→ REQUIRED TASK
Reproduce every line in the listing that contains the word "Core".
───── EXTRACTED MATERIAL
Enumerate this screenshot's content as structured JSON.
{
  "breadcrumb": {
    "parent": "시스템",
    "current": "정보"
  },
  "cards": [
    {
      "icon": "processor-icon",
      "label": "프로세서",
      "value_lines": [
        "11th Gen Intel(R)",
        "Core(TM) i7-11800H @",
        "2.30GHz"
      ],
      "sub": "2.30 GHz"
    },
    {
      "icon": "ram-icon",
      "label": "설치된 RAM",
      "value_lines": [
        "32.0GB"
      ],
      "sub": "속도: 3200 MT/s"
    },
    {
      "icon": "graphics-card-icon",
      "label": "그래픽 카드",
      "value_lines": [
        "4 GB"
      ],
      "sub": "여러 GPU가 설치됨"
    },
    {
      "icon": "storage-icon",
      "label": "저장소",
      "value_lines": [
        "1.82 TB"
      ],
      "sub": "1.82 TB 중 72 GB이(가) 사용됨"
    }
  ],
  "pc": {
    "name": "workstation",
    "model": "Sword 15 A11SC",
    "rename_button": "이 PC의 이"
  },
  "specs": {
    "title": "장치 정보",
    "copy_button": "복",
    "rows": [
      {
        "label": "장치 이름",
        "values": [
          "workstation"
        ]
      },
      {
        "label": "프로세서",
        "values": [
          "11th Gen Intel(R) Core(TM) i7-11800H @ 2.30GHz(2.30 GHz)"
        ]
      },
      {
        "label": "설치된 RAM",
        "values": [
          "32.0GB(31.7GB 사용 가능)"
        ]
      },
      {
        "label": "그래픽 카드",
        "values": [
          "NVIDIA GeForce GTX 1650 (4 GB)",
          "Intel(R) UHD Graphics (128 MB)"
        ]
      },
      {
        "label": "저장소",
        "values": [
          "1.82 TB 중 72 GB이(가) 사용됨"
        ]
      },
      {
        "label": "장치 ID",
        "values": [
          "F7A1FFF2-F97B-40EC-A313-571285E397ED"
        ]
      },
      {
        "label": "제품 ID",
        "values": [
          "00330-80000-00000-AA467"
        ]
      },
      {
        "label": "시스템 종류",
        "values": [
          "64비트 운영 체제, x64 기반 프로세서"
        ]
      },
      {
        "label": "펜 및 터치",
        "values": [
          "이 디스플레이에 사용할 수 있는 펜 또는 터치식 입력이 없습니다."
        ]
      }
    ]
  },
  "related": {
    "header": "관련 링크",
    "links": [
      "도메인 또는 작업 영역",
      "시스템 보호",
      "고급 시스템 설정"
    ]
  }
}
──────────
→ REPLY
        "Core(TM) i7-11800H @",
          "11th Gen Intel(R) Core(TM) i7-11800H @ 2.30GHz(2.30 GHz)"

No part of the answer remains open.